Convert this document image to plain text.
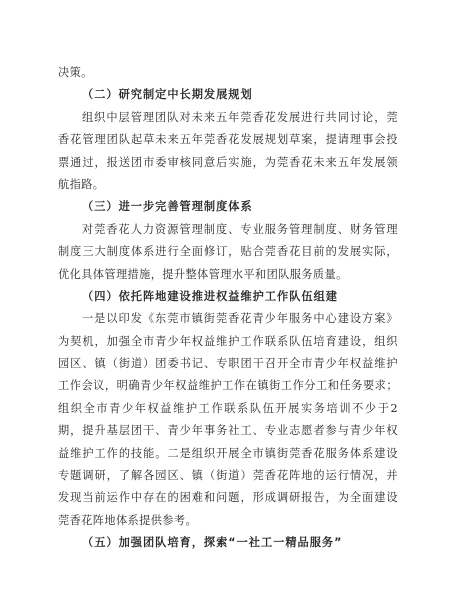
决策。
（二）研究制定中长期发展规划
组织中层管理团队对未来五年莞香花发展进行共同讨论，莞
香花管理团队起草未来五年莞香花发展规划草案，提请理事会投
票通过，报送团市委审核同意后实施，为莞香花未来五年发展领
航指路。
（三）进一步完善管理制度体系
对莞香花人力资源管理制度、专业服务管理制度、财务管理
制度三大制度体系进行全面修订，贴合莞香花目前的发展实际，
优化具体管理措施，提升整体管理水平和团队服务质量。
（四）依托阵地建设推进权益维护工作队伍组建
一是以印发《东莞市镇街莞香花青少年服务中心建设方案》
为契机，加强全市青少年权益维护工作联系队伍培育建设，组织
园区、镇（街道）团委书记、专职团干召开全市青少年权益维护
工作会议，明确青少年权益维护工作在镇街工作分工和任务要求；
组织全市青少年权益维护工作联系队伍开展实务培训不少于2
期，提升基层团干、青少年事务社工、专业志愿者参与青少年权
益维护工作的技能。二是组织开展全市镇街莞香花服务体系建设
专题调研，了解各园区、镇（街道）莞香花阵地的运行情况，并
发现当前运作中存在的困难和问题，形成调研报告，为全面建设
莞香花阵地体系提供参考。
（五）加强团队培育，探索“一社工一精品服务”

§ §

_What is being asked_
Print all of the entries word for word. Omit the pictures they contain.

_Solution_
Convert this document image to plain text.
决策。
（二）研究制定中长期发展规划
组织中层管理团队对未来五年莞香花发展进行共同讨论，莞
香花管理团队起草未来五年莞香花发展规划草案，提请理事会投
票通过，报送团市委审核同意后实施，为莞香花未来五年发展领
航指路。
（三）进一步完善管理制度体系
对莞香花人力资源管理制度、专业服务管理制度、财务管理
制度三大制度体系进行全面修订，贴合莞香花目前的发展实际，
优化具体管理措施，提升整体管理水平和团队服务质量。
（四）依托阵地建设推进权益维护工作队伍组建
一是以印发《东莞市镇街莞香花青少年服务中心建设方案》
为契机，加强全市青少年权益维护工作联系队伍培育建设，组织
园区、镇（街道）团委书记、专职团干召开全市青少年权益维护
工作会议，明确青少年权益维护工作在镇街工作分工和任务要求；
组织全市青少年权益维护工作联系队伍开展实务培训不少于2
期，提升基层团干、青少年事务社工、专业志愿者参与青少年权
益维护工作的技能。二是组织开展全市镇街莞香花服务体系建设
专题调研，了解各园区、镇（街道）莞香花阵地的运行情况，并
发现当前运作中存在的困难和问题，形成调研报告，为全面建设
莞香花阵地体系提供参考。
（五）加强团队培育，探索“一社工一精品服务”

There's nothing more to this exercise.